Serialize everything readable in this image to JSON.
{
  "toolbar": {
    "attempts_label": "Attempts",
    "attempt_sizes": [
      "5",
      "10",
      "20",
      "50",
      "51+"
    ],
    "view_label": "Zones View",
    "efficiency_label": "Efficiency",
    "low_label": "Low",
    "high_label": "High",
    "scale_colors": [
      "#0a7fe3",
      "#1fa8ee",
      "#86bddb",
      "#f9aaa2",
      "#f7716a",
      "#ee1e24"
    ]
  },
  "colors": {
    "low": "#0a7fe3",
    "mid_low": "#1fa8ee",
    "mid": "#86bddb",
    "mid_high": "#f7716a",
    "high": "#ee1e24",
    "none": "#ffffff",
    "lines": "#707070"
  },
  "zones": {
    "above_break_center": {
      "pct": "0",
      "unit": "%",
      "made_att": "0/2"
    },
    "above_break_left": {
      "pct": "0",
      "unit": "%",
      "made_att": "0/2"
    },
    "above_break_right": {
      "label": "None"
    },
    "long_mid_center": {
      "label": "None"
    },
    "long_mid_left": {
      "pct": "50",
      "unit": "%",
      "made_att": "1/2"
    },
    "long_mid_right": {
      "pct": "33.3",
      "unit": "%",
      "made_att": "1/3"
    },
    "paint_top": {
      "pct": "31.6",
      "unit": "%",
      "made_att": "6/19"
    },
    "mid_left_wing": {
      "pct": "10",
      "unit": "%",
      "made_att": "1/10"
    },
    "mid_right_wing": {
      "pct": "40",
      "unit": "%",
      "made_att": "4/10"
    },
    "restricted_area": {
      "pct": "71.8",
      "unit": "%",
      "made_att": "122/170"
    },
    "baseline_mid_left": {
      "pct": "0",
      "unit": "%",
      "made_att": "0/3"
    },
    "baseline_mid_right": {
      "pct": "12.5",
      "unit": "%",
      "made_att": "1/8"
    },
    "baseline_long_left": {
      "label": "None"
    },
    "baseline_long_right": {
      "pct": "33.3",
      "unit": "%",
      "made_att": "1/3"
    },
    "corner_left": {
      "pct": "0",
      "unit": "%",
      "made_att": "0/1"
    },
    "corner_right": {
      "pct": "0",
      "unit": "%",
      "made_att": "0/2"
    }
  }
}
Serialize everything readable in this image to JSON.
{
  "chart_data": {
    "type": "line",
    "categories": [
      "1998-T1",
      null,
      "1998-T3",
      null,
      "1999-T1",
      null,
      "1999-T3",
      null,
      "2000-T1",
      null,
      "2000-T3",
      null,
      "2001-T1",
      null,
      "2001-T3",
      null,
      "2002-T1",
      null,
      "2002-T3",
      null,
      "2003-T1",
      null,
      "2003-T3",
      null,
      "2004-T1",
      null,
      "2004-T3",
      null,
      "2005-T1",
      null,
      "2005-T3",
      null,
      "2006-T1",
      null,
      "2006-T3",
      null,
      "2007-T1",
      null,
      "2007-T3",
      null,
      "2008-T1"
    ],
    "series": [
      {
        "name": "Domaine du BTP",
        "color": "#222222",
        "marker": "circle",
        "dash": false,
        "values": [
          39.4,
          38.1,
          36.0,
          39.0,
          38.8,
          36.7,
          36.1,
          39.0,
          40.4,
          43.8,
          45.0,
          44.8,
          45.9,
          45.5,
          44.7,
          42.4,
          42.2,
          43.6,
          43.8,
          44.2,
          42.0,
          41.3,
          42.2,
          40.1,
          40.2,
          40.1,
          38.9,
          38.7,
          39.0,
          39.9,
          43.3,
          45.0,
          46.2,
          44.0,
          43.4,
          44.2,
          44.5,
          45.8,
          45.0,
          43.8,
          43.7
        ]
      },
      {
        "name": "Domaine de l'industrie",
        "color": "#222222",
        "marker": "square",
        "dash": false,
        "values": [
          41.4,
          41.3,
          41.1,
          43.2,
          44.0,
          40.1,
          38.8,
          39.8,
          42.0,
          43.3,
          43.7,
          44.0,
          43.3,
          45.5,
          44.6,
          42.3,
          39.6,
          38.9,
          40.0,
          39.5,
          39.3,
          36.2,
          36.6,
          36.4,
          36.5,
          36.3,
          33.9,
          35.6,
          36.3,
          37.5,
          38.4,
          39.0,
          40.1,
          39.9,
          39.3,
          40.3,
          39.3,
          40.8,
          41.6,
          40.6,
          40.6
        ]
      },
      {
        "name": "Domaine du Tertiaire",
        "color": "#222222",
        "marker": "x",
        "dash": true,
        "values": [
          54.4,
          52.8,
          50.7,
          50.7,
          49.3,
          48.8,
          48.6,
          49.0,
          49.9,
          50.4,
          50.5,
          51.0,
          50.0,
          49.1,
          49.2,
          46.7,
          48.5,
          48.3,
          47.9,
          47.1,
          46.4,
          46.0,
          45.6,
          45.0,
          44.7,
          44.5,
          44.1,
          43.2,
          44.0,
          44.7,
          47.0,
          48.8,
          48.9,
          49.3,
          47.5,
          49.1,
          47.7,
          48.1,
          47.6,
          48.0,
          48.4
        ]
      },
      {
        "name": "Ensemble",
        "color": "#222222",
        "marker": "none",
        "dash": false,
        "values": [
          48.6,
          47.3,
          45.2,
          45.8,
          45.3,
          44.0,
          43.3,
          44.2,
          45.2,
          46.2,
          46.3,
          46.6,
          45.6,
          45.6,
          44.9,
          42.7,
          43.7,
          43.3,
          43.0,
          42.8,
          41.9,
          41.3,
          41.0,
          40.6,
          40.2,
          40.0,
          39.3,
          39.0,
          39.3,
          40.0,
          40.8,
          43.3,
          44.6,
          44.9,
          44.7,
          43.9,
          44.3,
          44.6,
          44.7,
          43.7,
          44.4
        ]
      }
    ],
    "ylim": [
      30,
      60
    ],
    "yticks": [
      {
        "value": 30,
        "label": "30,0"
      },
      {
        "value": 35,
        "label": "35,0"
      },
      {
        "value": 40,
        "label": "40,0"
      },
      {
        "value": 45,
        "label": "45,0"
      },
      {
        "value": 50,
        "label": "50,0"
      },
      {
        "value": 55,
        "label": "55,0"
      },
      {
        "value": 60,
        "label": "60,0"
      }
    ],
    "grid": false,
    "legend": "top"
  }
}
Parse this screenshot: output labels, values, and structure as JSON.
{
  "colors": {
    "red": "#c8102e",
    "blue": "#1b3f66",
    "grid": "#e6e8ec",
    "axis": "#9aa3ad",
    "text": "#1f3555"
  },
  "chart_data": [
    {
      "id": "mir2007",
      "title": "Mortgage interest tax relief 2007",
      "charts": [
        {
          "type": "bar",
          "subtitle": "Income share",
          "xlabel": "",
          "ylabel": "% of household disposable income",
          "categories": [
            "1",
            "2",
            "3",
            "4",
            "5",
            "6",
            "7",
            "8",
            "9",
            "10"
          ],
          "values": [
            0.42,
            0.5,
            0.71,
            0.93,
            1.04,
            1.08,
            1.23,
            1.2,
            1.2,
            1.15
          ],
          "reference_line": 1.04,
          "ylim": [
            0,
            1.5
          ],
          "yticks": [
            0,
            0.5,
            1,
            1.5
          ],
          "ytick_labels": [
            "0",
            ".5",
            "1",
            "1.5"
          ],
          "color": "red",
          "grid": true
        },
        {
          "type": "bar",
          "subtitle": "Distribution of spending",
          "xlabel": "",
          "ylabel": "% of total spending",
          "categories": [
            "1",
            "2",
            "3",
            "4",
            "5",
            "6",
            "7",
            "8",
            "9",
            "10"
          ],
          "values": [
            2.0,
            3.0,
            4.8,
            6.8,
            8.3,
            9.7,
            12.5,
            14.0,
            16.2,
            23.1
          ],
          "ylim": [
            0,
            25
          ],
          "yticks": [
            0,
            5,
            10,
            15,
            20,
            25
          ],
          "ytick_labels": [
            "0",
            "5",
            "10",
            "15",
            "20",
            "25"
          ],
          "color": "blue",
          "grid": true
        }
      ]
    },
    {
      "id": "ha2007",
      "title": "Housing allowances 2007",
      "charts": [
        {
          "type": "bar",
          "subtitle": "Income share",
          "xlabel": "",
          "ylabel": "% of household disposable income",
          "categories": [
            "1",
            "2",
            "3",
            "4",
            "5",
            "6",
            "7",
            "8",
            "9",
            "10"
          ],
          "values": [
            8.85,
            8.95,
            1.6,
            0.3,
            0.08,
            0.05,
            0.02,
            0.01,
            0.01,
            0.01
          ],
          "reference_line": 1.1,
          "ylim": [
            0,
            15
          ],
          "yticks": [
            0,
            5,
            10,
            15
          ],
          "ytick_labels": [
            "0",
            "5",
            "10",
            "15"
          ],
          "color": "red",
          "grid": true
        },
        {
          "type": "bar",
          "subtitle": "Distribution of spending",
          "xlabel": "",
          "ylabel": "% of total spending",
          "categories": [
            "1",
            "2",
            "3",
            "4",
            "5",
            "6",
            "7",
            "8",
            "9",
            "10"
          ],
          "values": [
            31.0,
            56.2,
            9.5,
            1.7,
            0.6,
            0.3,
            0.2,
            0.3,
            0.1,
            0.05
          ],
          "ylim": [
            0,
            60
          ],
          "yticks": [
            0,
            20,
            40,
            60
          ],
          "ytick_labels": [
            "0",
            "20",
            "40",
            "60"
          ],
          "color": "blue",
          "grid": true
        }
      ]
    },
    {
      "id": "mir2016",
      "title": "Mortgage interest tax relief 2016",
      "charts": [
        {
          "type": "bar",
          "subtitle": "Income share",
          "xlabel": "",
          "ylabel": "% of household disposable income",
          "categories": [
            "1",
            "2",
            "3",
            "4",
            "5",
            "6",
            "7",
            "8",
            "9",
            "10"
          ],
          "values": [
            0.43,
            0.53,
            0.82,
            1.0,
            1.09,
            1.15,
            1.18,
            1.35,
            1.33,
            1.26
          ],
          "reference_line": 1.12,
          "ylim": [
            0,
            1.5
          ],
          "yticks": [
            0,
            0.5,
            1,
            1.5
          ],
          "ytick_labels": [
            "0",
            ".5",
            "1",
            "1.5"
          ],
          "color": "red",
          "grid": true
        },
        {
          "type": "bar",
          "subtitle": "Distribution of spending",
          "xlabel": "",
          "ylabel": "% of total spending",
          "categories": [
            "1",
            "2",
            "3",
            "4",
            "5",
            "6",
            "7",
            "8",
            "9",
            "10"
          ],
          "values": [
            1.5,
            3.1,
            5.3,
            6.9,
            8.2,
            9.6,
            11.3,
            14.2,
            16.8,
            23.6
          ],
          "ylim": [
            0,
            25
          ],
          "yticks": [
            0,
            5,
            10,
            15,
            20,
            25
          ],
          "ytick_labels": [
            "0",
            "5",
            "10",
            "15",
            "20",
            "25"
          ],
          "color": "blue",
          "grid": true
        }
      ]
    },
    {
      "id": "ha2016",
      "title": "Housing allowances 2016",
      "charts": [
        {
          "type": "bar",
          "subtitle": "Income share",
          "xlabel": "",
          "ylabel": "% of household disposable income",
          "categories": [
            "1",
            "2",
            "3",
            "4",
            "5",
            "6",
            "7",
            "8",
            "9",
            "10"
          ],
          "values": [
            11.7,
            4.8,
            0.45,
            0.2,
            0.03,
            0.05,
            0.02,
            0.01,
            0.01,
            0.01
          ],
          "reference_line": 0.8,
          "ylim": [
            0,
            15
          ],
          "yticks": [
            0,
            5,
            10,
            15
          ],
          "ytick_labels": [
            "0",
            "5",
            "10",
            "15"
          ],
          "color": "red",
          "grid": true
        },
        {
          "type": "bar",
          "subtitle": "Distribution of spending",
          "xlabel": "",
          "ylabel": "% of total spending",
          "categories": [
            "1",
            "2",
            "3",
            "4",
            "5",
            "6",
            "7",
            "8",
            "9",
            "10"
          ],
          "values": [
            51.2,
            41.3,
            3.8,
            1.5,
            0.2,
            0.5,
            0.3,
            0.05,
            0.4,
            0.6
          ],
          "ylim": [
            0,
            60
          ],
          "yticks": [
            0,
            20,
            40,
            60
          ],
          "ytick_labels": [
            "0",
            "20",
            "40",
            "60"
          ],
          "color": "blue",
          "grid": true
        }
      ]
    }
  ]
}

━━━━━━

* Required task *
Copy the lines from the entries above in which the word "Mortgage" appears.

* Exercise answer *
      "title": "Mortgage interest tax relief 2007",
      "title": "Mortgage interest tax relief 2016",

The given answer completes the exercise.